• [What you will do] Identify each line of the data below that contains the string "quotient", and copy those lines in full. Treat uppercase and lowercase as different.

[Stored items]
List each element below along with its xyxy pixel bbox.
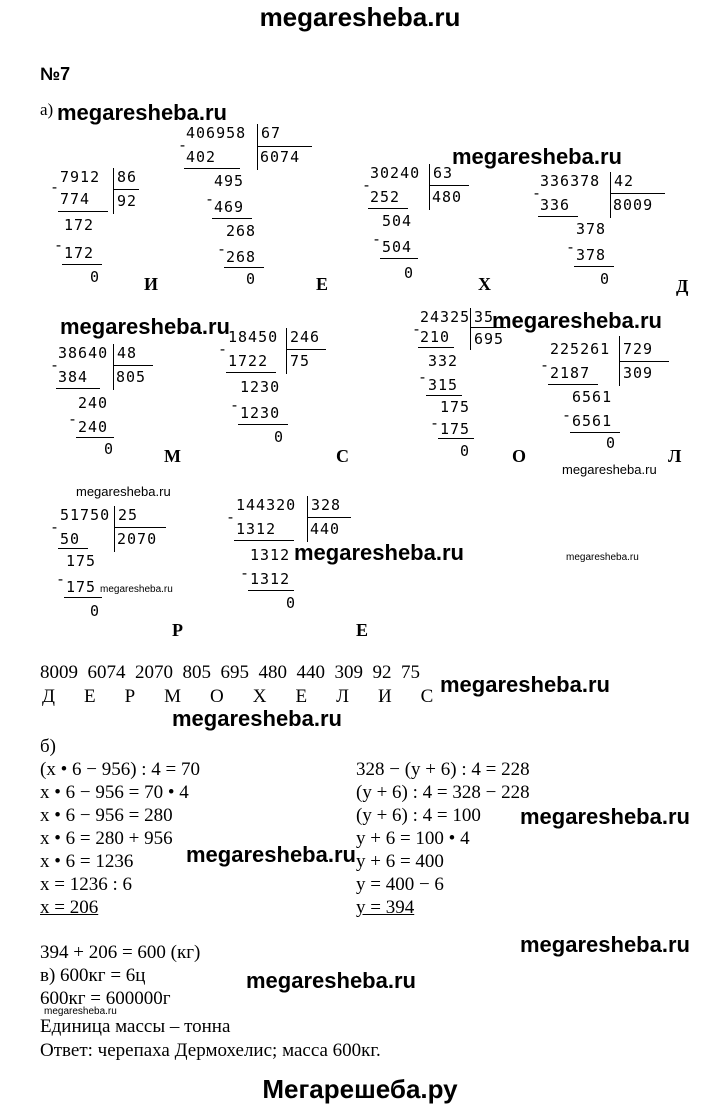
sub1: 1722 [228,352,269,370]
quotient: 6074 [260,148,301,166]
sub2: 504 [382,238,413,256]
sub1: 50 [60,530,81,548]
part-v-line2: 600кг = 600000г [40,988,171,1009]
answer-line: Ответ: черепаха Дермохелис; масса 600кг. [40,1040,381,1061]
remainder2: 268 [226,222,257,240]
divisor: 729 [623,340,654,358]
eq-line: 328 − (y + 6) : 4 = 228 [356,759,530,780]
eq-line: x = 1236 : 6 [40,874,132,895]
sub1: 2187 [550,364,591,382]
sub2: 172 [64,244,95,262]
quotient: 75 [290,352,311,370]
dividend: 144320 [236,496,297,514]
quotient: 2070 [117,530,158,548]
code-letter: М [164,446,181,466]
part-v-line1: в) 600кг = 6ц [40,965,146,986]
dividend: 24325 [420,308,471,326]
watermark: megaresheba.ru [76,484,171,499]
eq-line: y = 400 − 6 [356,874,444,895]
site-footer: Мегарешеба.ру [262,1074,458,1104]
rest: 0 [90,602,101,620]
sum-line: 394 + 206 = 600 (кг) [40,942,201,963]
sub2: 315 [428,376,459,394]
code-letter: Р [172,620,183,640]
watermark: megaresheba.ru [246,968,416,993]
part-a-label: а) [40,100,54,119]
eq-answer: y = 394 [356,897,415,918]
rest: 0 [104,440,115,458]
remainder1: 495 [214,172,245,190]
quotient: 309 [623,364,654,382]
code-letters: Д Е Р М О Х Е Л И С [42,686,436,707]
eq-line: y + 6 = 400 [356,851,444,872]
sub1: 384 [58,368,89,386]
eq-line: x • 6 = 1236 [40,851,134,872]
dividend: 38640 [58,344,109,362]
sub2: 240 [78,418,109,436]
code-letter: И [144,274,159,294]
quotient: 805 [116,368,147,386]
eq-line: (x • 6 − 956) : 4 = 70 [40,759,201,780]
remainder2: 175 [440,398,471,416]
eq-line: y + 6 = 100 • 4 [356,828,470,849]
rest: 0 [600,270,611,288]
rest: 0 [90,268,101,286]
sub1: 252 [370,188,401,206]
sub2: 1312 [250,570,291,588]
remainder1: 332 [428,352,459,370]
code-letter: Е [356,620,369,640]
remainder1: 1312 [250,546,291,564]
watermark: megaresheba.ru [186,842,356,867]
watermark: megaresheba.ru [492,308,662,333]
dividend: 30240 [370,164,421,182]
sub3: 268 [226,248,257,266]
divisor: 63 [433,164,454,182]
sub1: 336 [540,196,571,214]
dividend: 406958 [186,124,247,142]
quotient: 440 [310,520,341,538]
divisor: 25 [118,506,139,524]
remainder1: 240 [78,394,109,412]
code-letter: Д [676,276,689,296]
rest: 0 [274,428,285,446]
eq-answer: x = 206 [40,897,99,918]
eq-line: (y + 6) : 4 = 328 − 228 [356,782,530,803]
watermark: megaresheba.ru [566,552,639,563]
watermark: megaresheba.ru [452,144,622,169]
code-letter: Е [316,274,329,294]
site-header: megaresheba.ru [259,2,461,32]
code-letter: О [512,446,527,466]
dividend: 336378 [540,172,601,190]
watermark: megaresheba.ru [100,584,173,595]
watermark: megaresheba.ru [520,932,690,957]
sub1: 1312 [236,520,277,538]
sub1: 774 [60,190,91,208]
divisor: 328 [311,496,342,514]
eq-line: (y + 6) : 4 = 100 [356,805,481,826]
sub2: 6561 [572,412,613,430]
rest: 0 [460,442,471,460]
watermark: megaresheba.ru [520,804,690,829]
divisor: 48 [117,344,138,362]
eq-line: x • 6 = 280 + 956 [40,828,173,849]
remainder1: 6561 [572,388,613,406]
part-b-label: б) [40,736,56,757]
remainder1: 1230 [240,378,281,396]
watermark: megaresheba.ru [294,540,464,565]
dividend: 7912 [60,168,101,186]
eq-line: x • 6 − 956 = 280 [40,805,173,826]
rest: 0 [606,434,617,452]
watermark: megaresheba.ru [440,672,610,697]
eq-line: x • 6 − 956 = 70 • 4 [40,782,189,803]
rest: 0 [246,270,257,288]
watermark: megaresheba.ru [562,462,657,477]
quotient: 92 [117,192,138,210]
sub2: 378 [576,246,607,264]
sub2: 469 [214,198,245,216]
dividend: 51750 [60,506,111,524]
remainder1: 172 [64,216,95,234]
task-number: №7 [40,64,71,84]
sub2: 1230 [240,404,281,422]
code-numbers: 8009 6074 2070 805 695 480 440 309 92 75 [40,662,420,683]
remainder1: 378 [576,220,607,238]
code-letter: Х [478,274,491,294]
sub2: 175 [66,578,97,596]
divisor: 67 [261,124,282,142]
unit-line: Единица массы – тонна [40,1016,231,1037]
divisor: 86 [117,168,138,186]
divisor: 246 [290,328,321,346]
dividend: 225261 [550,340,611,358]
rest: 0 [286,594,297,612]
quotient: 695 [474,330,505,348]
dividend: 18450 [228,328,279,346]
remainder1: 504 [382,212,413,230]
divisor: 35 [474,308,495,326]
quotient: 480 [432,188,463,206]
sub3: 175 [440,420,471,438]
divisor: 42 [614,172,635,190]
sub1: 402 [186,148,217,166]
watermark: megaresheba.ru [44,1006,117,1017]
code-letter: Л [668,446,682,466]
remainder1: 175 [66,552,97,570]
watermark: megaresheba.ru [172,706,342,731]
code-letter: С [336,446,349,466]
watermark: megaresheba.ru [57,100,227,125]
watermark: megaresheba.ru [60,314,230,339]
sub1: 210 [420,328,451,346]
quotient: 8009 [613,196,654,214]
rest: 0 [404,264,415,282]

• [Solution to this exercise]
quotient: 6074 [260,148,301,166]
quotient: 75 [290,352,311,370]
quotient: 2070 [117,530,158,548]
quotient: 309 [623,364,654,382]
quotient: 805 [116,368,147,386]
quotient: 440 [310,520,341,538]
quotient: 92 [117,192,138,210]
quotient: 695 [474,330,505,348]
quotient: 480 [432,188,463,206]
quotient: 8009 [613,196,654,214]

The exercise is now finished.